> _STATED PROBLEM_
Copy every one of the following records line for line, with no changes.
start RECORDS PROVIDED
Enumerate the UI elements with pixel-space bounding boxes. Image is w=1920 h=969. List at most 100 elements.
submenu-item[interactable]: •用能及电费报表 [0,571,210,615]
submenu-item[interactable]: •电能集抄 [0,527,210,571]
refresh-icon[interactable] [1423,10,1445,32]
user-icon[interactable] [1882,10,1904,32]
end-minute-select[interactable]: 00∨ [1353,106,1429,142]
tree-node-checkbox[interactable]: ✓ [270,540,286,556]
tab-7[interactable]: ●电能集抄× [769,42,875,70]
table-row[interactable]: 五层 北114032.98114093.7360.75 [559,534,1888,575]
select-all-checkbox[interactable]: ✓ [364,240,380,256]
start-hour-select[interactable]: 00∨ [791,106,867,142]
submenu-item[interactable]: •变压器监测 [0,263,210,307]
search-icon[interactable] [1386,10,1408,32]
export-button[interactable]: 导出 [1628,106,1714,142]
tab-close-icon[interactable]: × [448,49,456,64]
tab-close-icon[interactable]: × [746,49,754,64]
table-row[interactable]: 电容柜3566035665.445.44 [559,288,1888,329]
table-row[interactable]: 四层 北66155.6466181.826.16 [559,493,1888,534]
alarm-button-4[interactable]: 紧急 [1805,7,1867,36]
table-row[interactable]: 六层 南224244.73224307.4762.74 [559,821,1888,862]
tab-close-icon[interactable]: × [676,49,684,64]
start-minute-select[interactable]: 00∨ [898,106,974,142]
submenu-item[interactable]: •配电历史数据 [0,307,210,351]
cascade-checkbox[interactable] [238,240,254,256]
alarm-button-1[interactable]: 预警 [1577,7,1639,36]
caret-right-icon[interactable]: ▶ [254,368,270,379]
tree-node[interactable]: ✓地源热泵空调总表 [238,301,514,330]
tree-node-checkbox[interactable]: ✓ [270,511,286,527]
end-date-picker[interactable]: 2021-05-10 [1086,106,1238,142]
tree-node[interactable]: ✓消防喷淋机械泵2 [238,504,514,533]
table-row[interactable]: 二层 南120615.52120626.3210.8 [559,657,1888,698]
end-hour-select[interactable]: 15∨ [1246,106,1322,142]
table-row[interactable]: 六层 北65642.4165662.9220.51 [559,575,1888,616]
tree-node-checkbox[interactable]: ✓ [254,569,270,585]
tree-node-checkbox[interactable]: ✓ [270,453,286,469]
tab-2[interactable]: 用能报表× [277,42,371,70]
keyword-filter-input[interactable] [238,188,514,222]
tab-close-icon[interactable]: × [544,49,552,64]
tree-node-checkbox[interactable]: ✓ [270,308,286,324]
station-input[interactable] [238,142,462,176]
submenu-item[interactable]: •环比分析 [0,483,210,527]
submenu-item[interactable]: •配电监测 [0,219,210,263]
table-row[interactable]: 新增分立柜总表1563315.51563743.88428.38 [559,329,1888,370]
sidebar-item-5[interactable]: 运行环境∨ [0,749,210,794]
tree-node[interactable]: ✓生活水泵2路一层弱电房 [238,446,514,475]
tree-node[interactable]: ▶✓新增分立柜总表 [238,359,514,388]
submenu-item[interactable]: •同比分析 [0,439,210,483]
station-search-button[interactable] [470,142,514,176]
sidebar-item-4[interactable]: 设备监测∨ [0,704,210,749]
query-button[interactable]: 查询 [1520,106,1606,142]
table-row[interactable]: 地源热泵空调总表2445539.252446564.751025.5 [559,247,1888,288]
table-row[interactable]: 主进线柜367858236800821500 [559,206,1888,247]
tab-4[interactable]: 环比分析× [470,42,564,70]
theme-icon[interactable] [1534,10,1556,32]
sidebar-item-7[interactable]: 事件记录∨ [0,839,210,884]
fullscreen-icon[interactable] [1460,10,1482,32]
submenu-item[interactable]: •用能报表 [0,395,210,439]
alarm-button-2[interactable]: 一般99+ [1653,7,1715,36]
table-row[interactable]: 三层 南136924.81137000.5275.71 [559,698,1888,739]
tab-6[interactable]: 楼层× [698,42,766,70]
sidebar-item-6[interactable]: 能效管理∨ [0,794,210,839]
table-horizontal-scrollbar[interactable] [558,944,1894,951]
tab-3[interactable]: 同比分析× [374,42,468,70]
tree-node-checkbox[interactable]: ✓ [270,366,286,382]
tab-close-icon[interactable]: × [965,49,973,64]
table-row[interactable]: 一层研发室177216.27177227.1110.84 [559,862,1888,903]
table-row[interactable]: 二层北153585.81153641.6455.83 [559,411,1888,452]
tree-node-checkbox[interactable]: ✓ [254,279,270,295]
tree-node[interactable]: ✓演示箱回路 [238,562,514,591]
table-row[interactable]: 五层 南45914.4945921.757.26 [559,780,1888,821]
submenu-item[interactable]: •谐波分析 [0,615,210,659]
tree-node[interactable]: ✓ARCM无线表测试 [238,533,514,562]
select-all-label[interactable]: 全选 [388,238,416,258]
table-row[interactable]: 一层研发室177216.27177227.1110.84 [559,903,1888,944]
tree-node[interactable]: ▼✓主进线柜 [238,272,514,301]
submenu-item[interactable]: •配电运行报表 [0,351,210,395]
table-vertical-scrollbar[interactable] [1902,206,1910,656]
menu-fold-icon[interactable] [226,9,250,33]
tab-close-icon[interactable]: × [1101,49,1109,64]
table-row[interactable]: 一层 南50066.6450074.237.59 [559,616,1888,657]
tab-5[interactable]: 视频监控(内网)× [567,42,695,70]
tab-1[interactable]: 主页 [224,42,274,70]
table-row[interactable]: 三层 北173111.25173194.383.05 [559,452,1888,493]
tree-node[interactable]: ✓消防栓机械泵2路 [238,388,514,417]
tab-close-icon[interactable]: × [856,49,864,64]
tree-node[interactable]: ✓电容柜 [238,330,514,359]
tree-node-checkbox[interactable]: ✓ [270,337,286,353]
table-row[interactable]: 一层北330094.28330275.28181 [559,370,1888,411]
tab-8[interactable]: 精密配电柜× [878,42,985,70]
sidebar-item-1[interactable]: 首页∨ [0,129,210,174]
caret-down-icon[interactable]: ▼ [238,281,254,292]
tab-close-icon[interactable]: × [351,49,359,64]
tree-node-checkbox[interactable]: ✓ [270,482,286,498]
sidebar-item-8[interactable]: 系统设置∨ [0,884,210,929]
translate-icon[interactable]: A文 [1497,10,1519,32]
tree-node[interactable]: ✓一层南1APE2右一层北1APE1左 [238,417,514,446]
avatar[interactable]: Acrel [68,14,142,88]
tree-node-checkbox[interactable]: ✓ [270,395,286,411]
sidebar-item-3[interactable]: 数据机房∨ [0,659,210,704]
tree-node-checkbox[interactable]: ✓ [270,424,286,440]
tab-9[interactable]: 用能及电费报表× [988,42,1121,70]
end RECORDS PROVIDED
> _RESPONSE_
Enumerate the UI elements with pixel-space bounding boxes. Image is w=1920 h=969. List at most 100 elements.
submenu-item[interactable]: •用能及电费报表 [0,571,210,615]
submenu-item[interactable]: •电能集抄 [0,527,210,571]
refresh-icon[interactable] [1423,10,1445,32]
user-icon[interactable] [1882,10,1904,32]
end-minute-select[interactable]: 00∨ [1353,106,1429,142]
tree-node-checkbox[interactable]: ✓ [270,540,286,556]
tab-7[interactable]: ●电能集抄× [769,42,875,70]
table-row[interactable]: 五层 北114032.98114093.7360.75 [559,534,1888,575]
select-all-checkbox[interactable]: ✓ [364,240,380,256]
start-hour-select[interactable]: 00∨ [791,106,867,142]
submenu-item[interactable]: •变压器监测 [0,263,210,307]
search-icon[interactable] [1386,10,1408,32]
export-button[interactable]: 导出 [1628,106,1714,142]
tab-close-icon[interactable]: × [448,49,456,64]
tab-close-icon[interactable]: × [746,49,754,64]
table-row[interactable]: 电容柜3566035665.445.44 [559,288,1888,329]
table-row[interactable]: 四层 北66155.6466181.826.16 [559,493,1888,534]
alarm-button-4[interactable]: 紧急 [1805,7,1867,36]
table-row[interactable]: 六层 南224244.73224307.4762.74 [559,821,1888,862]
tab-close-icon[interactable]: × [676,49,684,64]
start-minute-select[interactable]: 00∨ [898,106,974,142]
submenu-item[interactable]: •配电历史数据 [0,307,210,351]
cascade-checkbox[interactable] [238,240,254,256]
alarm-button-1[interactable]: 预警 [1577,7,1639,36]
caret-right-icon[interactable]: ▶ [254,368,270,379]
tree-node[interactable]: ✓地源热泵空调总表 [238,301,514,330]
tree-node-checkbox[interactable]: ✓ [270,511,286,527]
end-date-picker[interactable]: 2021-05-10 [1086,106,1238,142]
tree-node[interactable]: ✓消防喷淋机械泵2 [238,504,514,533]
table-row[interactable]: 二层 南120615.52120626.3210.8 [559,657,1888,698]
end-hour-select[interactable]: 15∨ [1246,106,1322,142]
table-row[interactable]: 六层 北65642.4165662.9220.51 [559,575,1888,616]
tree-node-checkbox[interactable]: ✓ [254,569,270,585]
tree-node-checkbox[interactable]: ✓ [270,453,286,469]
tab-2[interactable]: 用能报表× [277,42,371,70]
keyword-filter-input[interactable] [238,188,514,222]
tab-close-icon[interactable]: × [544,49,552,64]
tree-node-checkbox[interactable]: ✓ [270,308,286,324]
station-input[interactable] [238,142,462,176]
submenu-item[interactable]: •环比分析 [0,483,210,527]
submenu-item[interactable]: •配电监测 [0,219,210,263]
table-row[interactable]: 新增分立柜总表1563315.51563743.88428.38 [559,329,1888,370]
sidebar-item-5[interactable]: 运行环境∨ [0,749,210,794]
tree-node[interactable]: ✓生活水泵2路一层弱电房 [238,446,514,475]
tree-node[interactable]: ▶✓新增分立柜总表 [238,359,514,388]
submenu-item[interactable]: •同比分析 [0,439,210,483]
station-search-button[interactable] [470,142,514,176]
sidebar-item-4[interactable]: 设备监测∨ [0,704,210,749]
query-button[interactable]: 查询 [1520,106,1606,142]
table-row[interactable]: 地源热泵空调总表2445539.252446564.751025.5 [559,247,1888,288]
table-row[interactable]: 主进线柜367858236800821500 [559,206,1888,247]
tab-4[interactable]: 环比分析× [470,42,564,70]
theme-icon[interactable] [1534,10,1556,32]
sidebar-item-7[interactable]: 事件记录∨ [0,839,210,884]
fullscreen-icon[interactable] [1460,10,1482,32]
submenu-item[interactable]: •用能报表 [0,395,210,439]
alarm-button-2[interactable]: 一般99+ [1653,7,1715,36]
table-row[interactable]: 三层 南136924.81137000.5275.71 [559,698,1888,739]
tab-6[interactable]: 楼层× [698,42,766,70]
sidebar-item-6[interactable]: 能效管理∨ [0,794,210,839]
table-horizontal-scrollbar[interactable] [558,944,1894,951]
tab-3[interactable]: 同比分析× [374,42,468,70]
tree-node-checkbox[interactable]: ✓ [270,366,286,382]
tab-close-icon[interactable]: × [965,49,973,64]
table-row[interactable]: 一层研发室177216.27177227.1110.84 [559,862,1888,903]
table-row[interactable]: 二层北153585.81153641.6455.83 [559,411,1888,452]
tree-node-checkbox[interactable]: ✓ [254,279,270,295]
tree-node[interactable]: ✓演示箱回路 [238,562,514,591]
table-row[interactable]: 五层 南45914.4945921.757.26 [559,780,1888,821]
submenu-item[interactable]: •谐波分析 [0,615,210,659]
tree-node[interactable]: ✓ARCM无线表测试 [238,533,514,562]
select-all-label[interactable]: 全选 [388,238,416,258]
table-row[interactable]: 一层研发室177216.27177227.1110.84 [559,903,1888,944]
tree-node[interactable]: ▼✓主进线柜 [238,272,514,301]
submenu-item[interactable]: •配电运行报表 [0,351,210,395]
table-vertical-scrollbar[interactable] [1902,206,1910,656]
menu-fold-icon[interactable] [226,9,250,33]
tab-close-icon[interactable]: × [1101,49,1109,64]
table-row[interactable]: 一层 南50066.6450074.237.59 [559,616,1888,657]
tab-5[interactable]: 视频监控(内网)× [567,42,695,70]
tab-1[interactable]: 主页 [224,42,274,70]
table-row[interactable]: 三层 北173111.25173194.383.05 [559,452,1888,493]
tree-node[interactable]: ✓消防栓机械泵2路 [238,388,514,417]
tab-close-icon[interactable]: × [856,49,864,64]
tree-node[interactable]: ✓电容柜 [238,330,514,359]
tree-node-checkbox[interactable]: ✓ [270,337,286,353]
table-row[interactable]: 一层北330094.28330275.28181 [559,370,1888,411]
tab-8[interactable]: 精密配电柜× [878,42,985,70]
sidebar-item-1[interactable]: 首页∨ [0,129,210,174]
caret-down-icon[interactable]: ▼ [238,281,254,292]
tab-close-icon[interactable]: × [351,49,359,64]
tree-node-checkbox[interactable]: ✓ [270,482,286,498]
sidebar-item-8[interactable]: 系统设置∨ [0,884,210,929]
translate-icon[interactable]: A文 [1497,10,1519,32]
tree-node[interactable]: ✓一层南1APE2右一层北1APE1左 [238,417,514,446]
avatar[interactable]: Acrel [68,14,142,88]
tree-node-checkbox[interactable]: ✓ [270,395,286,411]
sidebar-item-3[interactable]: 数据机房∨ [0,659,210,704]
tree-node-checkbox[interactable]: ✓ [270,424,286,440]
tab-9[interactable]: 用能及电费报表× [988,42,1121,70]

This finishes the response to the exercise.